Saved entries
• • • •

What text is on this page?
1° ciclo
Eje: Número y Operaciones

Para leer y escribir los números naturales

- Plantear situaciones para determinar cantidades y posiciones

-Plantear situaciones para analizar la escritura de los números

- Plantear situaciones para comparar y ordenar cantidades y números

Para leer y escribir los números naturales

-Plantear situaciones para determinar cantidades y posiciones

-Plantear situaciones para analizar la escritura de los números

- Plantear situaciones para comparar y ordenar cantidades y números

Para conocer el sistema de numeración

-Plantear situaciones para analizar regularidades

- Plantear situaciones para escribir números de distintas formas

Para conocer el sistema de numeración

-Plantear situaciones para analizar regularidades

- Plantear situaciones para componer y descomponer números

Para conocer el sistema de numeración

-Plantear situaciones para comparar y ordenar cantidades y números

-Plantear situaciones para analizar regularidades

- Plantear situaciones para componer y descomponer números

• • • •

WRITTEN REQUEST
Restate each entry exactly, skipping none.

FINAL ANSWER
What text is on this page?
1° ciclo
Eje: Número y Operaciones

Para leer y escribir los números naturales

- Plantear situaciones para determinar cantidades y posiciones

-Plantear situaciones para analizar la escritura de los números

- Plantear situaciones para comparar y ordenar cantidades y números

Para leer y escribir los números naturales

-Plantear situaciones para determinar cantidades y posiciones

-Plantear situaciones para analizar la escritura de los números

- Plantear situaciones para comparar y ordenar cantidades y números

Para conocer el sistema de numeración

-Plantear situaciones para analizar regularidades

- Plantear situaciones para escribir números de distintas formas

Para conocer el sistema de numeración

-Plantear situaciones para analizar regularidades

- Plantear situaciones para componer y descomponer números

Para conocer el sistema de numeración

-Plantear situaciones para comparar y ordenar cantidades y números

-Plantear situaciones para analizar regularidades

- Plantear situaciones para componer y descomponer números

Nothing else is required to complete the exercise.